**WHAT NEEDS TO BE DONE**. Repeat the listing below in full, exactly as it stands.

# start of RECORDS SHOWN

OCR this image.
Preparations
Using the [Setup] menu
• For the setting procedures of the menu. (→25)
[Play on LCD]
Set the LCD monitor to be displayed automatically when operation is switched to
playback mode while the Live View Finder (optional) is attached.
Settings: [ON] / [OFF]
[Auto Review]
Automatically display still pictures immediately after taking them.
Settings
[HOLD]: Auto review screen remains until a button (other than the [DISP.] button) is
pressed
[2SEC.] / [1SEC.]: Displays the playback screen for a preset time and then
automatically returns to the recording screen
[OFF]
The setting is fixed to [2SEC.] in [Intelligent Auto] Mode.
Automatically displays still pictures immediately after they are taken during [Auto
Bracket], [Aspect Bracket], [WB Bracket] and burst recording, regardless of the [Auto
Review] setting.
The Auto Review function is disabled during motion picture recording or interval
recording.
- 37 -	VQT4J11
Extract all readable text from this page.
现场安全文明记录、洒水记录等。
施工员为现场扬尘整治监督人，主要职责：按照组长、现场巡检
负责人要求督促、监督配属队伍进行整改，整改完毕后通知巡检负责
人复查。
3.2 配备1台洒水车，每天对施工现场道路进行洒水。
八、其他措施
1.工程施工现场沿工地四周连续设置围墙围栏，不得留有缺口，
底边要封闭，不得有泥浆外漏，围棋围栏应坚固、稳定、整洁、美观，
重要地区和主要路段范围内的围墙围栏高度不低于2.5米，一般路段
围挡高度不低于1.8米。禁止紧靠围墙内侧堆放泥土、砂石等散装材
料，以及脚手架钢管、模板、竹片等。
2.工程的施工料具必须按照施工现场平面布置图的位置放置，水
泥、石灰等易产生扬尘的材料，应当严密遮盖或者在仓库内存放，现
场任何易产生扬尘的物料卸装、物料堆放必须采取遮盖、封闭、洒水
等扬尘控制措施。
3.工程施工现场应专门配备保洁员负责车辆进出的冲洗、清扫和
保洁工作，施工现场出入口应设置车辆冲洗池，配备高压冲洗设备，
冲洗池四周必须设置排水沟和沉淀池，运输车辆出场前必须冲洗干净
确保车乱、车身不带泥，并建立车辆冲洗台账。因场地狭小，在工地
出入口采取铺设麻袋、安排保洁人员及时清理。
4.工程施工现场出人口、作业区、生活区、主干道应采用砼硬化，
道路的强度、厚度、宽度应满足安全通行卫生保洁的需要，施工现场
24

# end of RECORDS SHOWN

**IN RESPONSE**.
OCR this image.
Preparations
Using the [Setup] menu
• For the setting procedures of the menu. (→25)
[Play on LCD]
Set the LCD monitor to be displayed automatically when operation is switched to
playback mode while the Live View Finder (optional) is attached.
Settings: [ON] / [OFF]
[Auto Review]
Automatically display still pictures immediately after taking them.
Settings
[HOLD]: Auto review screen remains until a button (other than the [DISP.] button) is
pressed
[2SEC.] / [1SEC.]: Displays the playback screen for a preset time and then
automatically returns to the recording screen
[OFF]
The setting is fixed to [2SEC.] in [Intelligent Auto] Mode.
Automatically displays still pictures immediately after they are taken during [Auto
Bracket], [Aspect Bracket], [WB Bracket] and burst recording, regardless of the [Auto
Review] setting.
The Auto Review function is disabled during motion picture recording or interval
recording.
- 37 -	VQT4J11
Extract all readable text from this page.
现场安全文明记录、洒水记录等。
施工员为现场扬尘整治监督人，主要职责：按照组长、现场巡检
负责人要求督促、监督配属队伍进行整改，整改完毕后通知巡检负责
人复查。
3.2 配备1台洒水车，每天对施工现场道路进行洒水。
八、其他措施
1.工程施工现场沿工地四周连续设置围墙围栏，不得留有缺口，
底边要封闭，不得有泥浆外漏，围棋围栏应坚固、稳定、整洁、美观，
重要地区和主要路段范围内的围墙围栏高度不低于2.5米，一般路段
围挡高度不低于1.8米。禁止紧靠围墙内侧堆放泥土、砂石等散装材
料，以及脚手架钢管、模板、竹片等。
2.工程的施工料具必须按照施工现场平面布置图的位置放置，水
泥、石灰等易产生扬尘的材料，应当严密遮盖或者在仓库内存放，现
场任何易产生扬尘的物料卸装、物料堆放必须采取遮盖、封闭、洒水
等扬尘控制措施。
3.工程施工现场应专门配备保洁员负责车辆进出的冲洗、清扫和
保洁工作，施工现场出入口应设置车辆冲洗池，配备高压冲洗设备，
冲洗池四周必须设置排水沟和沉淀池，运输车辆出场前必须冲洗干净
确保车乱、车身不带泥，并建立车辆冲洗台账。因场地狭小，在工地
出入口采取铺设麻袋、安排保洁人员及时清理。
4.工程施工现场出人口、作业区、生活区、主干道应采用砼硬化，
道路的强度、厚度、宽度应满足安全通行卫生保洁的需要，施工现场
24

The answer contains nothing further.